Where a line holds the word "Output", copy that line.

* _Data for this task_:
— begin —

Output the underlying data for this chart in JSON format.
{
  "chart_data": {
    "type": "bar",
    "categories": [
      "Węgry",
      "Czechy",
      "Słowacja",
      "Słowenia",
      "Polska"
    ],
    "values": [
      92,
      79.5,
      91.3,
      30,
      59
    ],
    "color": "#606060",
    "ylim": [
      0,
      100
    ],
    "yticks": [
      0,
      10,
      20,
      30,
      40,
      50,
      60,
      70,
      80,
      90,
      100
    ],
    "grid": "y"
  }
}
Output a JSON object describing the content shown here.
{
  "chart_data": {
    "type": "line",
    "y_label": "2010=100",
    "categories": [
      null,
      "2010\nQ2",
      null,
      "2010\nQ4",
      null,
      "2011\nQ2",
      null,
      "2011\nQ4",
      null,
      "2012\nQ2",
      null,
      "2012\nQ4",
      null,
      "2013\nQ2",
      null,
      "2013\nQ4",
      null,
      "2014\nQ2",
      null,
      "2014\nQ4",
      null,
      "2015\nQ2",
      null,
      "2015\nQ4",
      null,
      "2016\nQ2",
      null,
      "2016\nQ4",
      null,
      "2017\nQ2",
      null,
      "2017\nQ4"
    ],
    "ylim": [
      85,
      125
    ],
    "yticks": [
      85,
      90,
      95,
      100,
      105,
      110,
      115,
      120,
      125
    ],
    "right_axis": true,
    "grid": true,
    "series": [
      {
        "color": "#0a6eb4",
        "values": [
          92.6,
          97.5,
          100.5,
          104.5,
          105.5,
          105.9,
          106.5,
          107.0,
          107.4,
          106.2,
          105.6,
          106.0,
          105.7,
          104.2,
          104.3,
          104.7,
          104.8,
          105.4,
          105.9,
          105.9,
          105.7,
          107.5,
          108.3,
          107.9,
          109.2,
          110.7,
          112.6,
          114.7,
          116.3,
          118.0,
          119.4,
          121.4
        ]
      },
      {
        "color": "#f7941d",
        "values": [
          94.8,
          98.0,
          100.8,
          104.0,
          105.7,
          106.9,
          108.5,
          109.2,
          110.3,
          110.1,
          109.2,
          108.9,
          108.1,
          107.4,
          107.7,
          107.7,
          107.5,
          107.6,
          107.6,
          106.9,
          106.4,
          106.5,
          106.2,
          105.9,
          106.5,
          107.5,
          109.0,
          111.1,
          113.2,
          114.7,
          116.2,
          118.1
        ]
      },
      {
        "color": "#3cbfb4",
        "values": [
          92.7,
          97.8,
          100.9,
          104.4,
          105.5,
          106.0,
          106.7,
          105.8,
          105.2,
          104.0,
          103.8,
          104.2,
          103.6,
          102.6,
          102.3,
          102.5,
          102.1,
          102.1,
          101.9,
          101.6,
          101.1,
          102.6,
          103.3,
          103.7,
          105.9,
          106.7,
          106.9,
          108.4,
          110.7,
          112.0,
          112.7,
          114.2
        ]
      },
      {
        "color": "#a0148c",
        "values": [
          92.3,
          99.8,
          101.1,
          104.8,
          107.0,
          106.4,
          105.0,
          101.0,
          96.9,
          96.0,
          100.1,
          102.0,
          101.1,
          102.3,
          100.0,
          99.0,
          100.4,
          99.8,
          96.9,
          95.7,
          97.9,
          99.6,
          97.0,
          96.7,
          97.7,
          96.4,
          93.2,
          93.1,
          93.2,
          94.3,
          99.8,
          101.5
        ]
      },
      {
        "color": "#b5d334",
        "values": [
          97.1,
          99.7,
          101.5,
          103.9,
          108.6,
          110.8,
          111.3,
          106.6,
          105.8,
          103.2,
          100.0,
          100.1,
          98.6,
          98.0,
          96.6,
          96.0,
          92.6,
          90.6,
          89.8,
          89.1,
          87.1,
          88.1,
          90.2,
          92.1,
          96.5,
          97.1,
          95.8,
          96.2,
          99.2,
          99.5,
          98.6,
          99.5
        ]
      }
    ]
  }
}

— end —

* _Full response_:
Output the underlying data for this chart in JSON format.
Output a JSON object describing the content shown here.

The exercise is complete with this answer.